Everything in the listing below should be repeated exactly, apart from the pictures.

- [PROVIDED MATERIAL]
————

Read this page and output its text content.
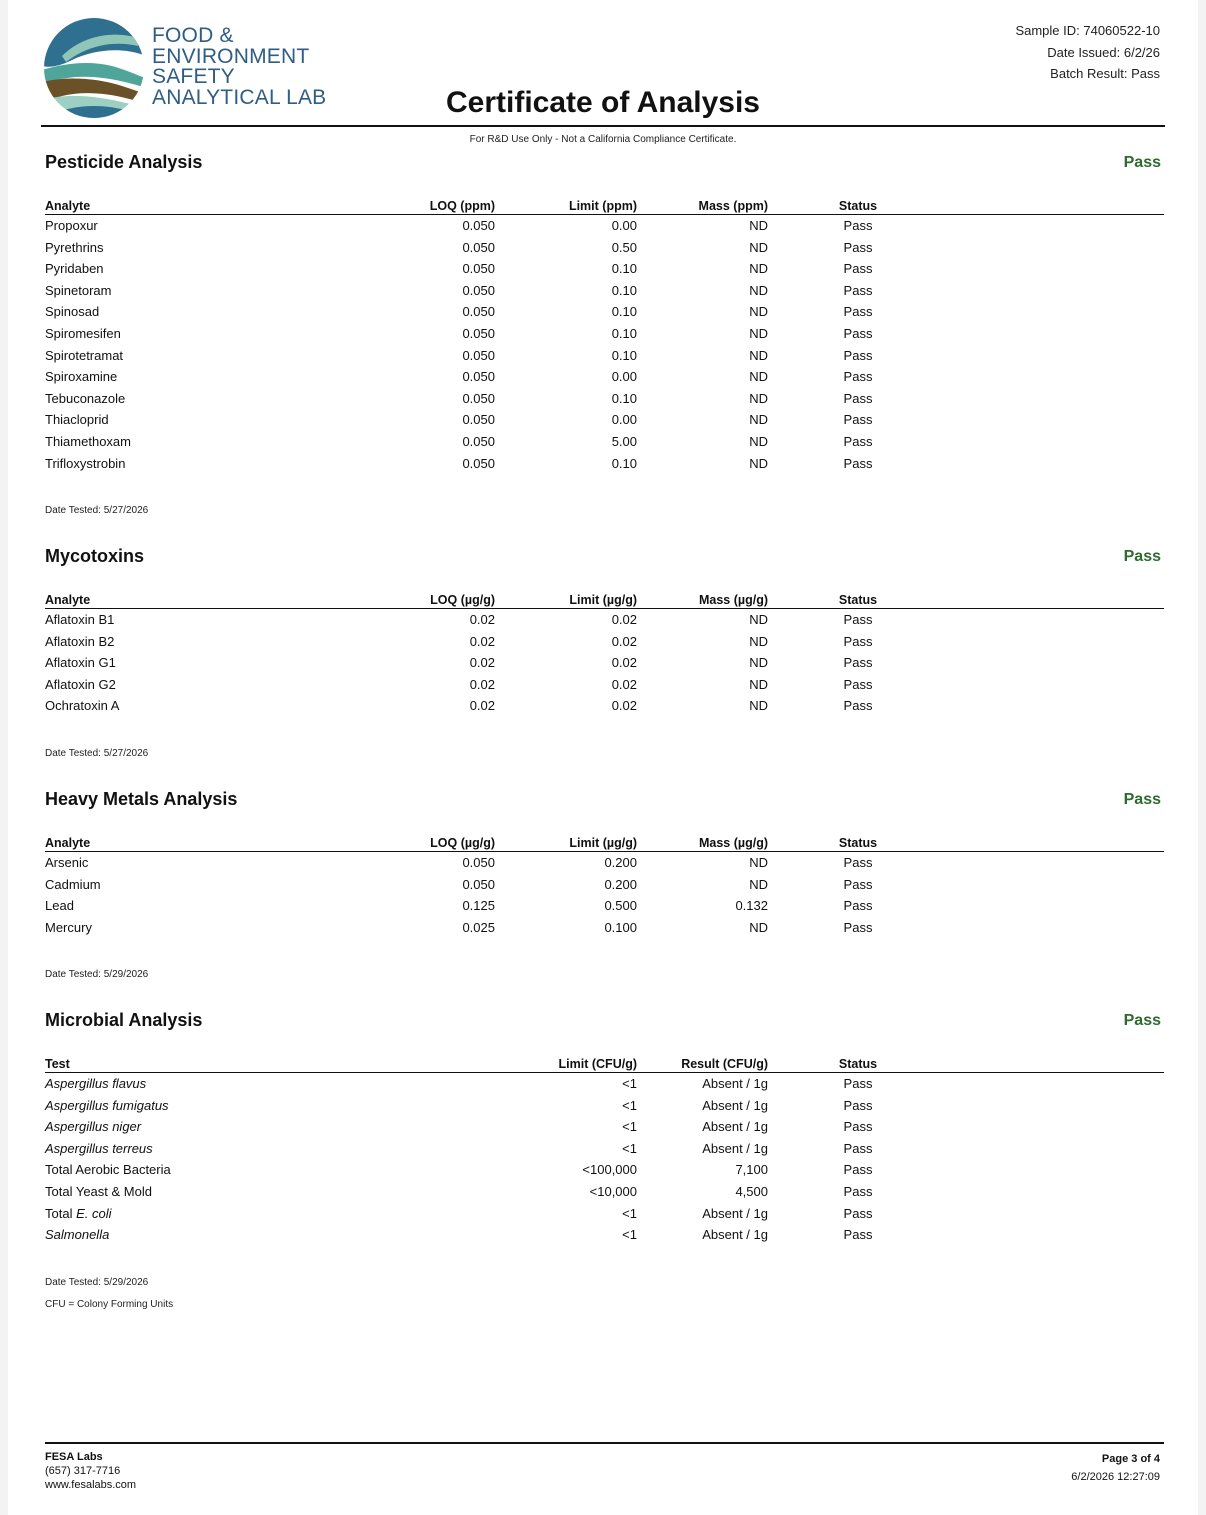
FOOD &
ENVIRONMENT
SAFETY
ANALYTICAL LAB
Sample ID: 74060522-10
Date Issued: 6/2/26
Batch Result: Pass
Certificate of Analysis
For R&D Use Only - Not a California Compliance Certificate.
Pesticide Analysis	Pass
Analyte	LOQ (ppm)	Limit (ppm)	Mass (ppm)	Status	
Propoxur	0.050	0.00	ND	Pass	
Pyrethrins	0.050	0.50	ND	Pass	
Pyridaben	0.050	0.10	ND	Pass	
Spinetoram	0.050	0.10	ND	Pass	
Spinosad	0.050	0.10	ND	Pass	
Spiromesifen	0.050	0.10	ND	Pass	
Spirotetramat	0.050	0.10	ND	Pass	
Spiroxamine	0.050	0.00	ND	Pass	
Tebuconazole	0.050	0.10	ND	Pass	
Thiacloprid	0.050	0.00	ND	Pass	
Thiamethoxam	0.050	5.00	ND	Pass	
Trifloxystrobin	0.050	0.10	ND	Pass	
Date Tested: 5/27/2026
Mycotoxins	Pass
Analyte	LOQ (µg/g)	Limit (µg/g)	Mass (µg/g)	Status	
Aflatoxin B1	0.02	0.02	ND	Pass	
Aflatoxin B2	0.02	0.02	ND	Pass	
Aflatoxin G1	0.02	0.02	ND	Pass	
Aflatoxin G2	0.02	0.02	ND	Pass	
Ochratoxin A	0.02	0.02	ND	Pass	
Date Tested: 5/27/2026
Heavy Metals Analysis	Pass
Analyte	LOQ (µg/g)	Limit (µg/g)	Mass (µg/g)	Status	
Arsenic	0.050	0.200	ND	Pass	
Cadmium	0.050	0.200	ND	Pass	
Lead	0.125	0.500	0.132	Pass	
Mercury	0.025	0.100	ND	Pass	
Date Tested: 5/29/2026
Microbial Analysis	Pass
Test		Limit (CFU/g)	Result (CFU/g)	Status	
Aspergillus flavus		<1	Absent / 1g	Pass	
Aspergillus fumigatus		<1	Absent / 1g	Pass	
Aspergillus niger		<1	Absent / 1g	Pass	
Aspergillus terreus		<1	Absent / 1g	Pass	
Total Aerobic Bacteria		<100,000	7,100	Pass	
Total Yeast & Mold		<10,000	4,500	Pass	
Total E. coli		<1	Absent / 1g	Pass	
Salmonella		<1	Absent / 1g	Pass	
Date Tested: 5/29/2026
CFU = Colony Forming Units
FESA Labs
(657) 317-7716
www.fesalabs.com
Page 3 of 4
6/2/2026 12:27:09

————

- [SOLUTION]
Read this page and output its text content.
FOOD &
ENVIRONMENT
SAFETY
ANALYTICAL LAB
Sample ID: 74060522-10
Date Issued: 6/2/26
Batch Result: Pass
Certificate of Analysis
For R&D Use Only - Not a California Compliance Certificate.
Pesticide Analysis	Pass
Analyte	LOQ (ppm)	Limit (ppm)	Mass (ppm)	Status	
Propoxur	0.050	0.00	ND	Pass	
Pyrethrins	0.050	0.50	ND	Pass	
Pyridaben	0.050	0.10	ND	Pass	
Spinetoram	0.050	0.10	ND	Pass	
Spinosad	0.050	0.10	ND	Pass	
Spiromesifen	0.050	0.10	ND	Pass	
Spirotetramat	0.050	0.10	ND	Pass	
Spiroxamine	0.050	0.00	ND	Pass	
Tebuconazole	0.050	0.10	ND	Pass	
Thiacloprid	0.050	0.00	ND	Pass	
Thiamethoxam	0.050	5.00	ND	Pass	
Trifloxystrobin	0.050	0.10	ND	Pass	
Date Tested: 5/27/2026
Mycotoxins	Pass
Analyte	LOQ (µg/g)	Limit (µg/g)	Mass (µg/g)	Status	
Aflatoxin B1	0.02	0.02	ND	Pass	
Aflatoxin B2	0.02	0.02	ND	Pass	
Aflatoxin G1	0.02	0.02	ND	Pass	
Aflatoxin G2	0.02	0.02	ND	Pass	
Ochratoxin A	0.02	0.02	ND	Pass	
Date Tested: 5/27/2026
Heavy Metals Analysis	Pass
Analyte	LOQ (µg/g)	Limit (µg/g)	Mass (µg/g)	Status	
Arsenic	0.050	0.200	ND	Pass	
Cadmium	0.050	0.200	ND	Pass	
Lead	0.125	0.500	0.132	Pass	
Mercury	0.025	0.100	ND	Pass	
Date Tested: 5/29/2026
Microbial Analysis	Pass
Test		Limit (CFU/g)	Result (CFU/g)	Status	
Aspergillus flavus		<1	Absent / 1g	Pass	
Aspergillus fumigatus		<1	Absent / 1g	Pass	
Aspergillus niger		<1	Absent / 1g	Pass	
Aspergillus terreus		<1	Absent / 1g	Pass	
Total Aerobic Bacteria		<100,000	7,100	Pass	
Total Yeast & Mold		<10,000	4,500	Pass	
Total E. coli		<1	Absent / 1g	Pass	
Salmonella		<1	Absent / 1g	Pass	
Date Tested: 5/29/2026
CFU = Colony Forming Units
FESA Labs
(657) 317-7716
www.fesalabs.com
Page 3 of 4
6/2/2026 12:27:09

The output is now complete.